[Stored data entries]
☆ ☆ ☆
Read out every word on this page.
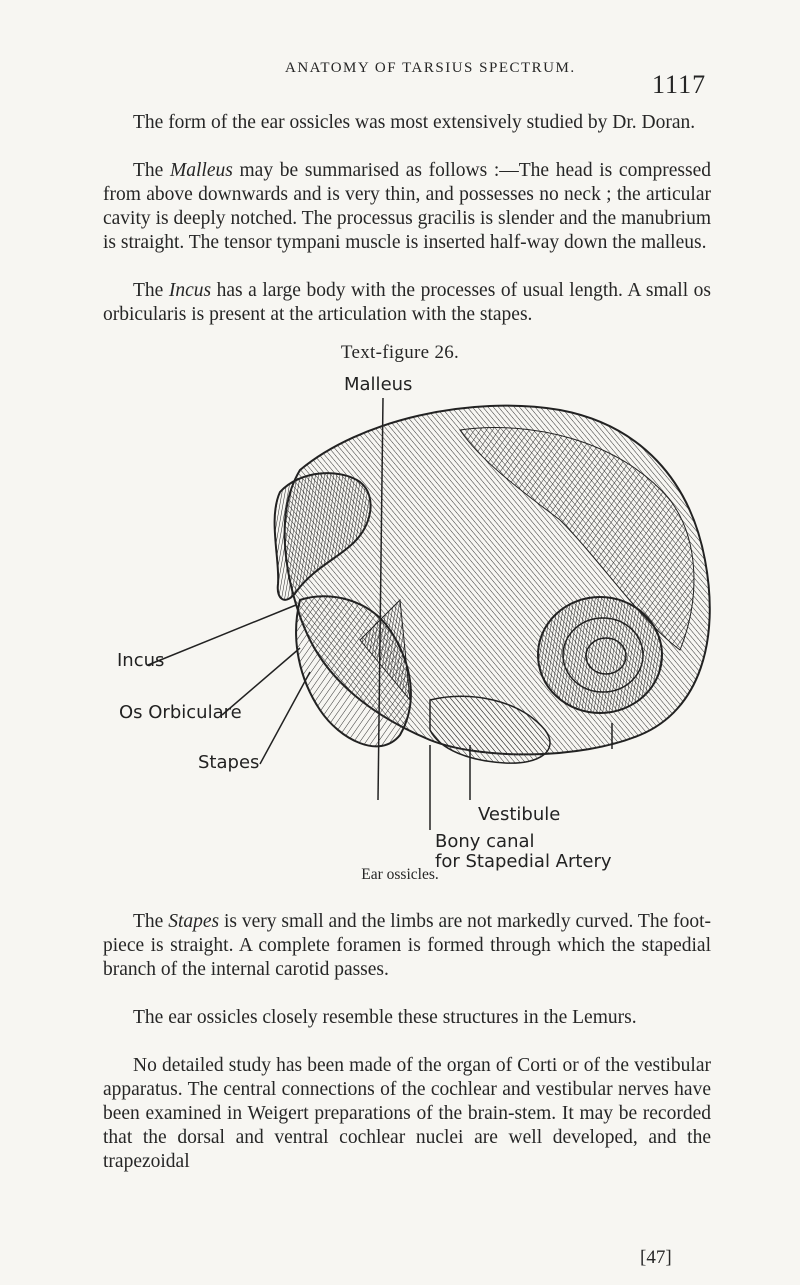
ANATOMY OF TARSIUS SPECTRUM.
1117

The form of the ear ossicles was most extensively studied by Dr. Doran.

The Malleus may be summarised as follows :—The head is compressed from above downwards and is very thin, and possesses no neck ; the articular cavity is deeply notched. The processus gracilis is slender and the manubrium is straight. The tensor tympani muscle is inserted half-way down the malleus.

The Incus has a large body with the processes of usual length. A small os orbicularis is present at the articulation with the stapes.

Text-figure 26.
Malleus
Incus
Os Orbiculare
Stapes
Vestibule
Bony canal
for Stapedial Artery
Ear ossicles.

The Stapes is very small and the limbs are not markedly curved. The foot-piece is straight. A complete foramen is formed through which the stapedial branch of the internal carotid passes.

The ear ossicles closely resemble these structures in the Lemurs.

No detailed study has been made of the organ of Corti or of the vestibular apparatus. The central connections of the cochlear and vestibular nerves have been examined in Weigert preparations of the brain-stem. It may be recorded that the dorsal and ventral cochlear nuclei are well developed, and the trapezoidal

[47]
☆ ☆ ☆
> [Problem to work on] Exclude every picture and copy the remaining data exactly.

> [Response to the exercise]
Read out every word on this page.
ANATOMY OF TARSIUS SPECTRUM.
1117

The form of the ear ossicles was most extensively studied by Dr. Doran.

The Malleus may be summarised as follows :—The head is compressed from above downwards and is very thin, and possesses no neck ; the articular cavity is deeply notched. The processus gracilis is slender and the manubrium is straight. The tensor tympani muscle is inserted half-way down the malleus.

The Incus has a large body with the processes of usual length. A small os orbicularis is present at the articulation with the stapes.

Text-figure 26.
Malleus
Incus
Os Orbiculare
Stapes
Vestibule
Bony canal
for Stapedial Artery
Ear ossicles.

The Stapes is very small and the limbs are not markedly curved. The foot-piece is straight. A complete foramen is formed through which the stapedial branch of the internal carotid passes.

The ear ossicles closely resemble these structures in the Lemurs.

No detailed study has been made of the organ of Corti or of the vestibular apparatus. The central connections of the cochlear and vestibular nerves have been examined in Weigert preparations of the brain-stem. It may be recorded that the dorsal and ventral cochlear nuclei are well developed, and the trapezoidal

[47]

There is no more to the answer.